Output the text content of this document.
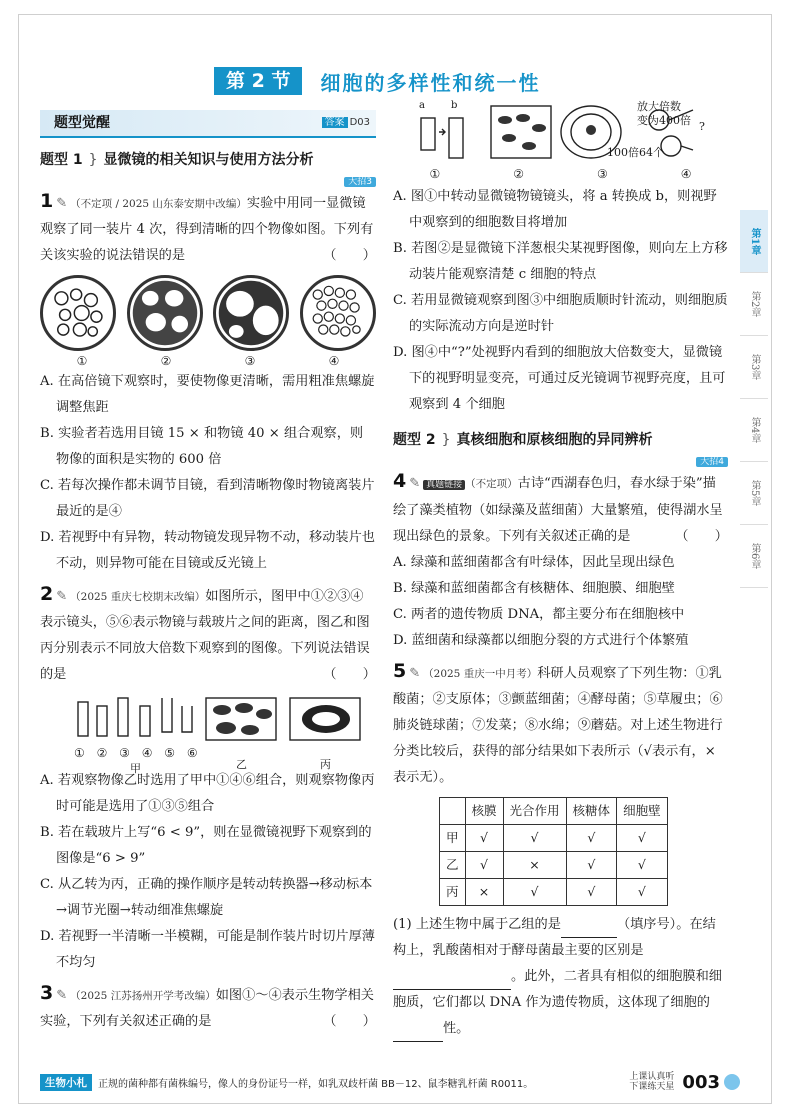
第 2 节	细胞的多样性和统一性
题型觉醒	答案 D03
题型 1 } 显微镜的相关知识与使用方法分析
大招3

1 ✎ （不定项 / 2025 山东泰安期中改编）实验中用同一显微镜观察了同一装片 4 次，得到清晰的四个物像如图。下列有关该实验的说法错误的是	（　　）

①	②	③	④

A. 在高倍镜下观察时，要使物像更清晰，需用粗准焦螺旋调整焦距

B. 实验者若选用目镜 15 × 和物镜 40 × 组合观察，则物像的面积是实物的 600 倍

C. 若每次操作都未调节目镜，看到清晰物像时物镜离装片最近的是④

D. 若视野中有异物，转动物镜发现异物不动，移动装片也不动，则异物可能在目镜或反光镜上

2 ✎ （2025 重庆七校期末改编）如图所示，图甲中①②③④表示镜头，⑤⑥表示物镜与载玻片之间的距离，图乙和图丙分别表示不同放大倍数下观察到的图像。下列说法错误的是	（　　）

① ② ③ ④ ⑤ ⑥
甲	乙	丙

A. 若观察物像乙时选用了甲中①④⑥组合，则观察物像丙时可能是选用了①③⑤组合

B. 若在载玻片上写“6 < 9”，则在显微镜视野下观察到的图像是“6 > 9”

C. 从乙转为丙，正确的操作顺序是转动转换器→移动标本→调节光圈→转动细准焦螺旋

D. 若视野一半清晰一半模糊，可能是制作装片时切片厚薄不均匀

3 ✎ （2025 江苏扬州开学考改编）如图①～④表示生物学相关实验，下列有关叙述正确的是	（　　）

a	b	放大倍数
变为400倍 ?
100倍64个
①	②	③	④

A. 图①中转动显微镜物镜镜头，将 a 转换成 b，则视野中观察到的细胞数目将增加

B. 若图②是显微镜下洋葱根尖某视野图像，则向左上方移动装片能观察清楚 c 细胞的特点

C. 若用显微镜观察到图③中细胞质顺时针流动，则细胞质的实际流动方向是逆时针

D. 图④中“?”处视野内看到的细胞放大倍数变大，显微镜下的视野明显变亮，可通过反光镜调节视野亮度，且可观察到 4 个细胞

题型 2 } 真核细胞和原核细胞的异同辨析
大招4

4 ✎ 真题链接 （不定项）古诗“西湖春色归，春水绿于染”描绘了藻类植物（如绿藻及蓝细菌）大量繁殖，使得湖水呈现出绿色的景象。下列有关叙述正确的是	（　　）

A. 绿藻和蓝细菌都含有叶绿体，因此呈现出绿色

B. 绿藻和蓝细菌都含有核糖体、细胞膜、细胞壁

C. 两者的遗传物质 DNA，都主要分布在细胞核中

D. 蓝细菌和绿藻都以细胞分裂的方式进行个体繁殖

5 ✎ （2025 重庆一中月考）科研人员观察了下列生物：①乳酸菌；②支原体；③颤蓝细菌；④酵母菌；⑤草履虫；⑥肺炎链球菌；⑦发菜；⑧水绵；⑨蘑菇。对上述生物进行分类比较后，获得的部分结果如下表所示（√表示有，× 表示无）。

	核膜	光合作用	核糖体	细胞壁
甲	√	√	√	√
乙	√	×	√	√
丙	×	√	√	√

(1) 上述生物中属于乙组的是	（填序号）。在结构上，乳酸菌相对于酵母菌最主要的区别是。此外，二者具有相似的细胞膜和细胞质，它们都以 DNA 作为遗传物质，这体现了细胞的性。

第1章
第2章
第3章
第4章
第5章
第6章
生物小札	正规的菌种都有菌株编号，像人的身份证号一样，如乳双歧杆菌 BB－12、鼠李糖乳杆菌 R0011。
上课认真听
下课练天星 003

WHAT IS BEING ASKED: Each entry above is to be written out again unchanged, apart from the pictures, which are left out.

WORKED ANSWER:
Output the text content of this document.
第 2 节	细胞的多样性和统一性
题型觉醒	答案 D03
题型 1 } 显微镜的相关知识与使用方法分析
大招3

1 ✎ （不定项 / 2025 山东泰安期中改编）实验中用同一显微镜观察了同一装片 4 次，得到清晰的四个物像如图。下列有关该实验的说法错误的是	（　　）

①	②	③	④

A. 在高倍镜下观察时，要使物像更清晰，需用粗准焦螺旋调整焦距

B. 实验者若选用目镜 15 × 和物镜 40 × 组合观察，则物像的面积是实物的 600 倍

C. 若每次操作都未调节目镜，看到清晰物像时物镜离装片最近的是④

D. 若视野中有异物，转动物镜发现异物不动，移动装片也不动，则异物可能在目镜或反光镜上

2 ✎ （2025 重庆七校期末改编）如图所示，图甲中①②③④表示镜头，⑤⑥表示物镜与载玻片之间的距离，图乙和图丙分别表示不同放大倍数下观察到的图像。下列说法错误的是	（　　）

① ② ③ ④ ⑤ ⑥
甲	乙	丙

A. 若观察物像乙时选用了甲中①④⑥组合，则观察物像丙时可能是选用了①③⑤组合

B. 若在载玻片上写“6 < 9”，则在显微镜视野下观察到的图像是“6 > 9”

C. 从乙转为丙，正确的操作顺序是转动转换器→移动标本→调节光圈→转动细准焦螺旋

D. 若视野一半清晰一半模糊，可能是制作装片时切片厚薄不均匀

3 ✎ （2025 江苏扬州开学考改编）如图①～④表示生物学相关实验，下列有关叙述正确的是	（　　）

a	b	放大倍数
变为400倍 ?
100倍64个
①	②	③	④

A. 图①中转动显微镜物镜镜头，将 a 转换成 b，则视野中观察到的细胞数目将增加

B. 若图②是显微镜下洋葱根尖某视野图像，则向左上方移动装片能观察清楚 c 细胞的特点

C. 若用显微镜观察到图③中细胞质顺时针流动，则细胞质的实际流动方向是逆时针

D. 图④中“?”处视野内看到的细胞放大倍数变大，显微镜下的视野明显变亮，可通过反光镜调节视野亮度，且可观察到 4 个细胞

题型 2 } 真核细胞和原核细胞的异同辨析
大招4

4 ✎ 真题链接 （不定项）古诗“西湖春色归，春水绿于染”描绘了藻类植物（如绿藻及蓝细菌）大量繁殖，使得湖水呈现出绿色的景象。下列有关叙述正确的是	（　　）

A. 绿藻和蓝细菌都含有叶绿体，因此呈现出绿色

B. 绿藻和蓝细菌都含有核糖体、细胞膜、细胞壁

C. 两者的遗传物质 DNA，都主要分布在细胞核中

D. 蓝细菌和绿藻都以细胞分裂的方式进行个体繁殖

5 ✎ （2025 重庆一中月考）科研人员观察了下列生物：①乳酸菌；②支原体；③颤蓝细菌；④酵母菌；⑤草履虫；⑥肺炎链球菌；⑦发菜；⑧水绵；⑨蘑菇。对上述生物进行分类比较后，获得的部分结果如下表所示（√表示有，× 表示无）。

	核膜	光合作用	核糖体	细胞壁
甲	√	√	√	√
乙	√	×	√	√
丙	×	√	√	√

(1) 上述生物中属于乙组的是	（填序号）。在结构上，乳酸菌相对于酵母菌最主要的区别是。此外，二者具有相似的细胞膜和细胞质，它们都以 DNA 作为遗传物质，这体现了细胞的性。

第1章
第2章
第3章
第4章
第5章
第6章
生物小札	正规的菌种都有菌株编号，像人的身份证号一样，如乳双歧杆菌 BB－12、鼠李糖乳杆菌 R0011。
上课认真听
下课练天星 003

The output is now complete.